"""

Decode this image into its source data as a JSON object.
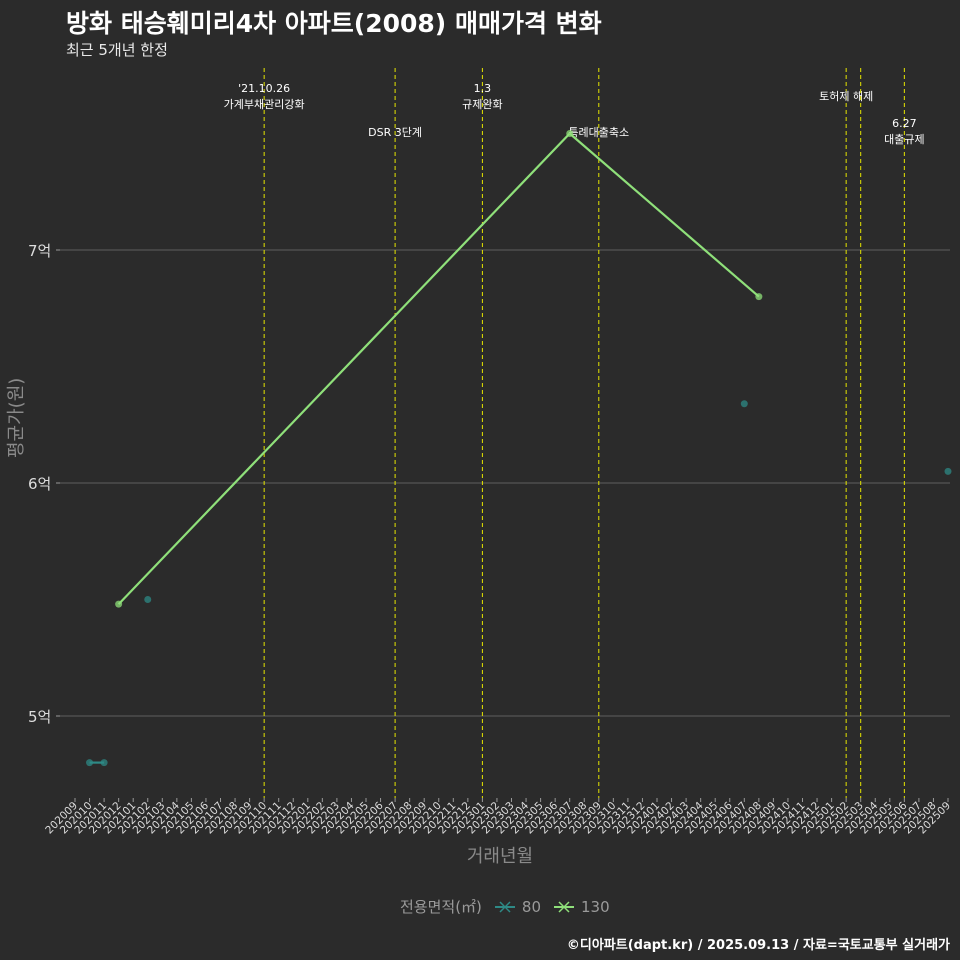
{
  "title": "방화 태승훼미리4차 아파트(2008) 매매가격 변화",
  "subtitle": "최근 5개년 한정",
  "footer": "©디아파트(dapt.kr) / 2025.09.13 / 자료=국토교통부 실거래가",
  "colors": {
    "background": "#2b2b2b",
    "grid": "#555555",
    "event_line": "#e6e600",
    "series_80": "#2e8a86",
    "series_130": "#8fe07a"
  },
  "chart_data": {
    "type": "line",
    "xlabel": "거래년월",
    "ylabel": "평균가(원)",
    "x_ticks": [
      "202009",
      "202010",
      "202011",
      "202012",
      "202101",
      "202102",
      "202103",
      "202104",
      "202105",
      "202106",
      "202107",
      "202108",
      "202109",
      "202110",
      "202111",
      "202112",
      "202201",
      "202202",
      "202203",
      "202204",
      "202205",
      "202206",
      "202207",
      "202208",
      "202209",
      "202210",
      "202211",
      "202212",
      "202301",
      "202302",
      "202303",
      "202304",
      "202305",
      "202306",
      "202307",
      "202308",
      "202309",
      "202310",
      "202311",
      "202312",
      "202401",
      "202402",
      "202403",
      "202404",
      "202405",
      "202406",
      "202407",
      "202408",
      "202409",
      "202410",
      "202411",
      "202412",
      "202501",
      "202502",
      "202503",
      "202504",
      "202505",
      "202506",
      "202507",
      "202508",
      "202509"
    ],
    "y_ticks": [
      {
        "value": 5,
        "label": "5억"
      },
      {
        "value": 6,
        "label": "6억"
      },
      {
        "value": 7,
        "label": "7억"
      }
    ],
    "ylim": [
      4.68,
      7.82
    ],
    "legend_title": "전용면적(㎡)",
    "series": [
      {
        "name": "80",
        "color": "#2e8a86",
        "points": [
          {
            "x": "202010",
            "y": 4.8
          },
          {
            "x": "202011",
            "y": 4.8
          },
          {
            "x": "202102",
            "y": 5.5
          },
          {
            "x": "202407",
            "y": 6.34
          },
          {
            "x": "202509",
            "y": 6.05
          }
        ]
      },
      {
        "name": "130",
        "color": "#8fe07a",
        "points": [
          {
            "x": "202012",
            "y": 5.48
          },
          {
            "x": "202307",
            "y": 7.5
          },
          {
            "x": "202408",
            "y": 6.8
          }
        ]
      }
    ],
    "events": [
      {
        "x": "202110",
        "lines": [
          "'21.10.26",
          "가계부채관리강화"
        ],
        "row": 0
      },
      {
        "x": "202207",
        "lines": [
          "DSR 3단계"
        ],
        "row": 2
      },
      {
        "x": "202301",
        "lines": [
          "1.3",
          "규제완화"
        ],
        "row": 0
      },
      {
        "x": "202309",
        "lines": [
          "특례대출축소"
        ],
        "row": 2
      },
      {
        "x": "202502",
        "lines": [
          "토허제 해제"
        ],
        "row": 1
      },
      {
        "x": "202503",
        "lines": [],
        "row": 1
      },
      {
        "x": "202506",
        "lines": [
          "6.27",
          "대출규제"
        ],
        "row": 1.6
      }
    ]
  }
}
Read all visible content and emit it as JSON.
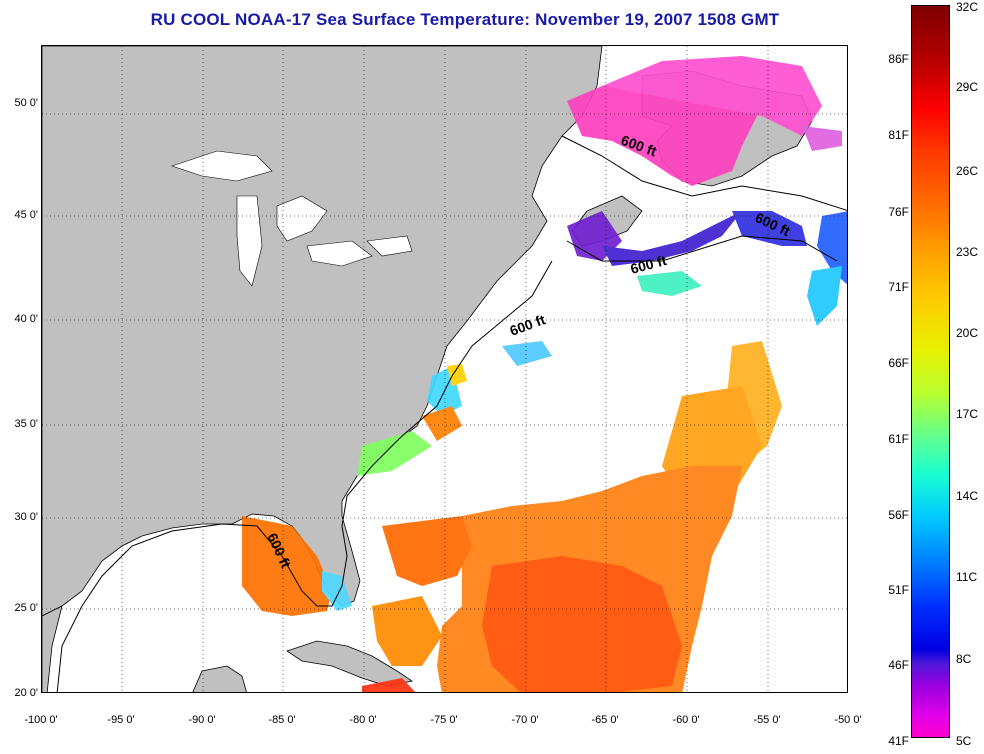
{
  "title": "RU COOL  NOAA-17  Sea Surface Temperature:  November 19, 2007 1508 GMT",
  "map": {
    "lon_range": [
      -100,
      -50
    ],
    "lat_range": [
      20,
      52.5
    ],
    "grid": true,
    "latitude_ticks": [
      "50 0'",
      "45 0'",
      "40 0'",
      "35 0'",
      "30 0'",
      "25 0'",
      "20 0'"
    ],
    "longitude_ticks": [
      "-100 0'",
      "-95 0'",
      "-90 0'",
      "-85 0'",
      "-80 0'",
      "-75 0'",
      "-70 0'",
      "-65 0'",
      "-60 0'",
      "-55 0'",
      "-50 0'"
    ],
    "contour_labels": [
      "600 ft",
      "600 ft",
      "600 ft",
      "600 ft",
      "600 ft"
    ],
    "colors": {
      "land": "#c0c0c0",
      "no_data": "#ffffff"
    }
  },
  "colorbar": {
    "fahrenheit_labels": [
      "86F",
      "81F",
      "76F",
      "71F",
      "66F",
      "61F",
      "56F",
      "51F",
      "46F",
      "41F"
    ],
    "celsius_labels": [
      "32C",
      "29C",
      "26C",
      "23C",
      "20C",
      "17C",
      "14C",
      "11C",
      "8C",
      "5C"
    ]
  }
}
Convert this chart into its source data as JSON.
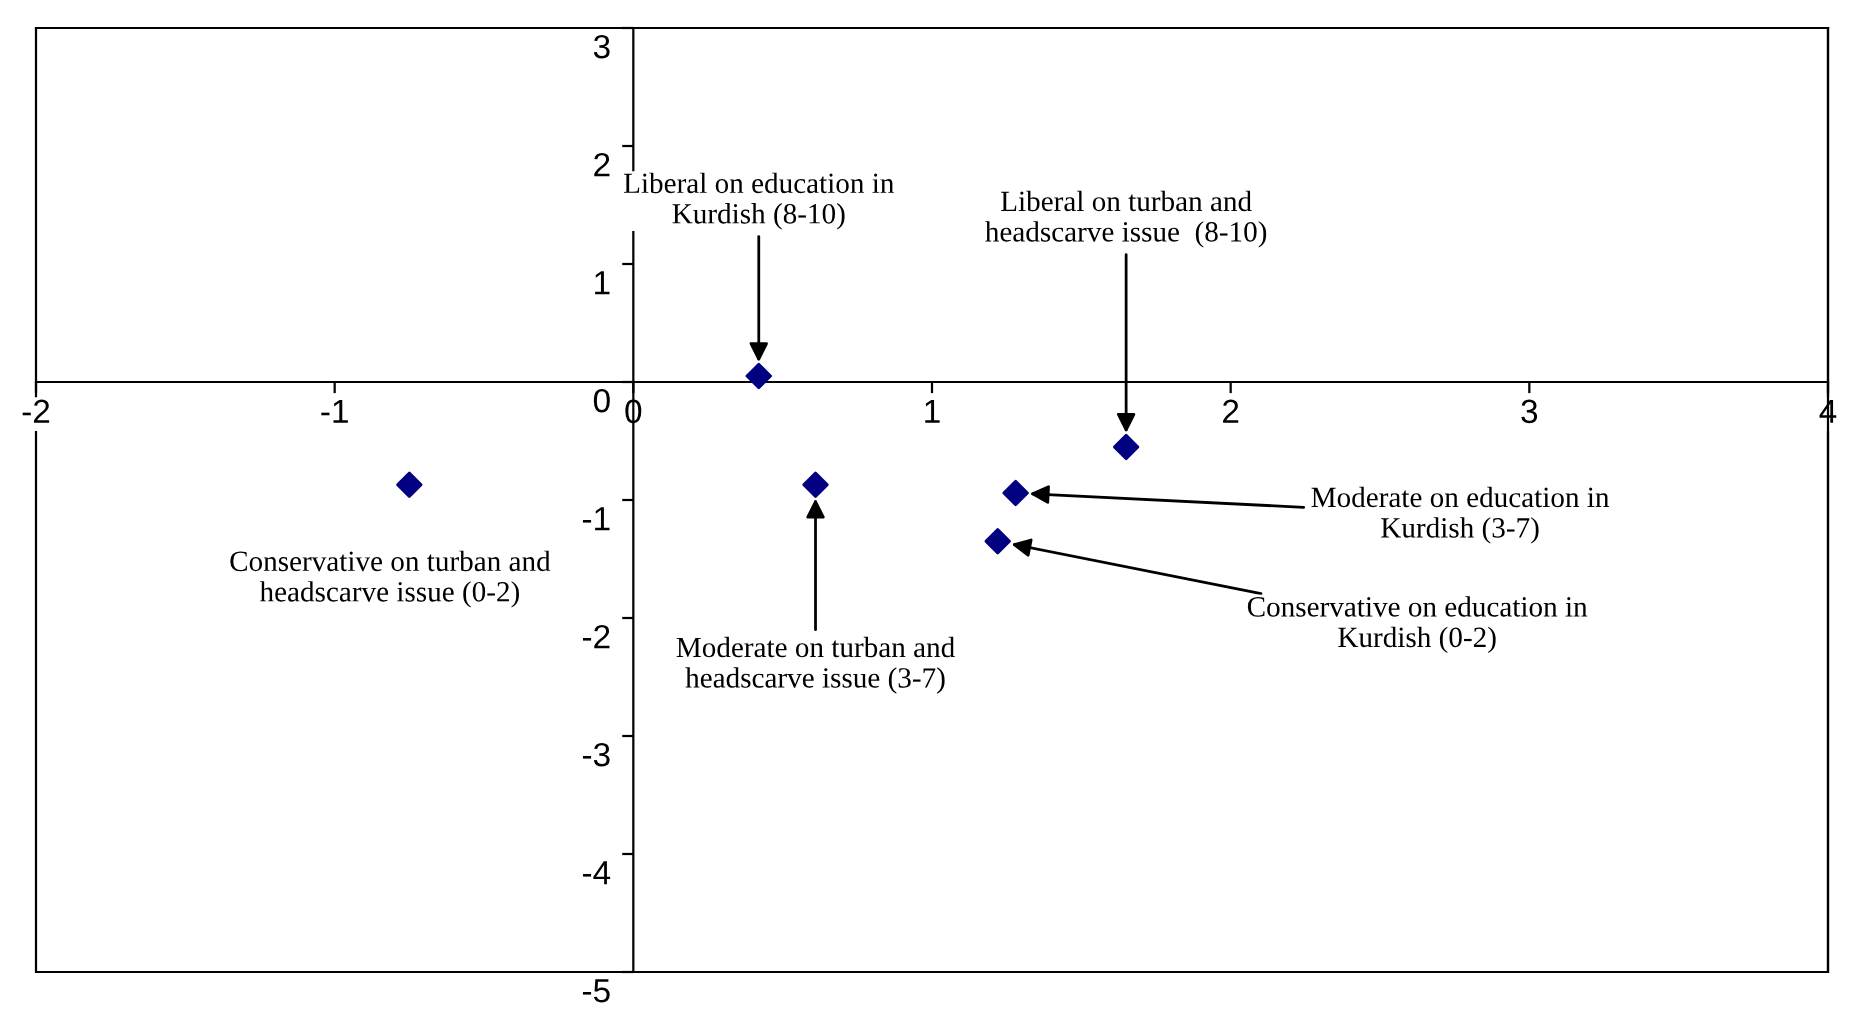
{
  "chart_data": {
    "type": "scatter",
    "marker": "diamond",
    "grid": false,
    "legend": false,
    "series": [
      {
        "color": "#000080",
        "x": [
          0.42,
          1.65,
          -0.75,
          0.61,
          1.28,
          1.22
        ],
        "values": [
          0.05,
          -0.55,
          -0.87,
          -0.87,
          -0.94,
          -1.35
        ]
      }
    ],
    "xlim": [
      -2,
      4
    ],
    "ylim": [
      -5,
      3
    ],
    "xticks": [
      -2,
      -1,
      0,
      1,
      2,
      3,
      4
    ],
    "yticks": [
      -5,
      -4,
      -3,
      -2,
      -1,
      0,
      1,
      2,
      3
    ],
    "annotations": [
      {
        "text": "Liberal on education in\nKurdish (8-10)",
        "x": 0.42,
        "y": 0.05
      },
      {
        "text": "Liberal on turban and\nheadscarve issue  (8-10)",
        "x": 1.65,
        "y": -0.55
      },
      {
        "text": "Conservative on turban and\nheadscarve issue (0-2)",
        "x": -0.75,
        "y": -0.87
      },
      {
        "text": "Moderate on turban and\nheadscarve issue (3-7)",
        "x": 0.61,
        "y": -0.87
      },
      {
        "text": "Moderate on education in\nKurdish (3-7)",
        "x": 1.28,
        "y": -0.94
      },
      {
        "text": "Conservative on education in\nKurdish (0-2)",
        "x": 1.22,
        "y": -1.35
      }
    ]
  }
}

"""

(Exercise): Write out every line of the entries that holds the word "Moderate".

(Correct result):
        "text": "Moderate on turban and\nheadscarve issue (3-7)",
        "text": "Moderate on education in\nKurdish (3-7)",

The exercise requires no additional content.